**INSTRUCTION:** Below is a listing to transcribe in full and exactly; keep the pictures out.

⁂

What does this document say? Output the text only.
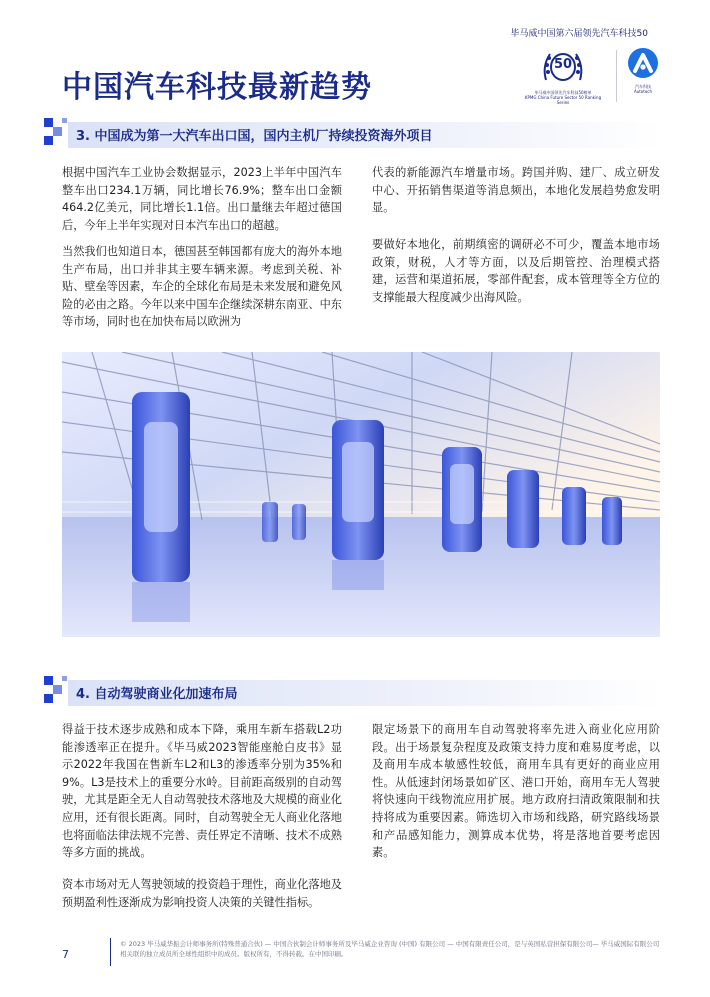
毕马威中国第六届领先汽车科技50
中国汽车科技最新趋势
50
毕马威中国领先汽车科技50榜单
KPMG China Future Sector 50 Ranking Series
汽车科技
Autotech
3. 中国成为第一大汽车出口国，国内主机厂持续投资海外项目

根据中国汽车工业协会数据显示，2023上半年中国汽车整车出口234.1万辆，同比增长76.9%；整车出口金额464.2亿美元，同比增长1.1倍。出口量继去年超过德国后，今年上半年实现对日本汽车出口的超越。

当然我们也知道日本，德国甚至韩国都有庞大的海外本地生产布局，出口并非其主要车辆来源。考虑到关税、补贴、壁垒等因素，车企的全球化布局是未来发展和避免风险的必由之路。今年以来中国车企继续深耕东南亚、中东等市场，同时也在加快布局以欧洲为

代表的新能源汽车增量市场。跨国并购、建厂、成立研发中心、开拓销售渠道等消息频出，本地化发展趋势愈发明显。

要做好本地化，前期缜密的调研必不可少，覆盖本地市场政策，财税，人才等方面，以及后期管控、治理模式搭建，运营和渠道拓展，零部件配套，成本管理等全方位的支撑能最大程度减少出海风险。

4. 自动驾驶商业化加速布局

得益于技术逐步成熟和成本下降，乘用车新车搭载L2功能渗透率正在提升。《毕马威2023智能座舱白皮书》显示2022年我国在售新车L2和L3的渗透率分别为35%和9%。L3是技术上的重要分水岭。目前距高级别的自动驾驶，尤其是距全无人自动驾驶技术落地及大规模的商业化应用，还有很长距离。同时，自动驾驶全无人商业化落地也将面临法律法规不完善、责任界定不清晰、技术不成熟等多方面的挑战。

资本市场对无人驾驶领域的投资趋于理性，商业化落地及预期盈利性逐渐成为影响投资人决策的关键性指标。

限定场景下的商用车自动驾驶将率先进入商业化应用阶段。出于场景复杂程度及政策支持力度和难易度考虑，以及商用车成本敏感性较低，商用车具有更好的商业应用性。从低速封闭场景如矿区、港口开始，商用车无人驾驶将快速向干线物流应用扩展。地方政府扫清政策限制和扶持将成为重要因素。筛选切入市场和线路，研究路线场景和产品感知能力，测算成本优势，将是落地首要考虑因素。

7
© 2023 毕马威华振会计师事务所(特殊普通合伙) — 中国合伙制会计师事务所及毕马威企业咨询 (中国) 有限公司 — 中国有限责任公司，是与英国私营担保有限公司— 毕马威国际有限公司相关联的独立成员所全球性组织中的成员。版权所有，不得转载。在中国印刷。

⁂

**TASK RESPONSE:**
What does this document say? Output the text only.
毕马威中国第六届领先汽车科技50
中国汽车科技最新趋势
50
毕马威中国领先汽车科技50榜单
KPMG China Future Sector 50 Ranking Series
汽车科技
Autotech
3. 中国成为第一大汽车出口国，国内主机厂持续投资海外项目

根据中国汽车工业协会数据显示，2023上半年中国汽车整车出口234.1万辆，同比增长76.9%；整车出口金额464.2亿美元，同比增长1.1倍。出口量继去年超过德国后，今年上半年实现对日本汽车出口的超越。

当然我们也知道日本，德国甚至韩国都有庞大的海外本地生产布局，出口并非其主要车辆来源。考虑到关税、补贴、壁垒等因素，车企的全球化布局是未来发展和避免风险的必由之路。今年以来中国车企继续深耕东南亚、中东等市场，同时也在加快布局以欧洲为

代表的新能源汽车增量市场。跨国并购、建厂、成立研发中心、开拓销售渠道等消息频出，本地化发展趋势愈发明显。

要做好本地化，前期缜密的调研必不可少，覆盖本地市场政策，财税，人才等方面，以及后期管控、治理模式搭建，运营和渠道拓展，零部件配套，成本管理等全方位的支撑能最大程度减少出海风险。

4. 自动驾驶商业化加速布局

得益于技术逐步成熟和成本下降，乘用车新车搭载L2功能渗透率正在提升。《毕马威2023智能座舱白皮书》显示2022年我国在售新车L2和L3的渗透率分别为35%和9%。L3是技术上的重要分水岭。目前距高级别的自动驾驶，尤其是距全无人自动驾驶技术落地及大规模的商业化应用，还有很长距离。同时，自动驾驶全无人商业化落地也将面临法律法规不完善、责任界定不清晰、技术不成熟等多方面的挑战。

资本市场对无人驾驶领域的投资趋于理性，商业化落地及预期盈利性逐渐成为影响投资人决策的关键性指标。

限定场景下的商用车自动驾驶将率先进入商业化应用阶段。出于场景复杂程度及政策支持力度和难易度考虑，以及商用车成本敏感性较低，商用车具有更好的商业应用性。从低速封闭场景如矿区、港口开始，商用车无人驾驶将快速向干线物流应用扩展。地方政府扫清政策限制和扶持将成为重要因素。筛选切入市场和线路，研究路线场景和产品感知能力，测算成本优势，将是落地首要考虑因素。

7
© 2023 毕马威华振会计师事务所(特殊普通合伙) — 中国合伙制会计师事务所及毕马威企业咨询 (中国) 有限公司 — 中国有限责任公司，是与英国私营担保有限公司— 毕马威国际有限公司相关联的独立成员所全球性组织中的成员。版权所有，不得转载。在中国印刷。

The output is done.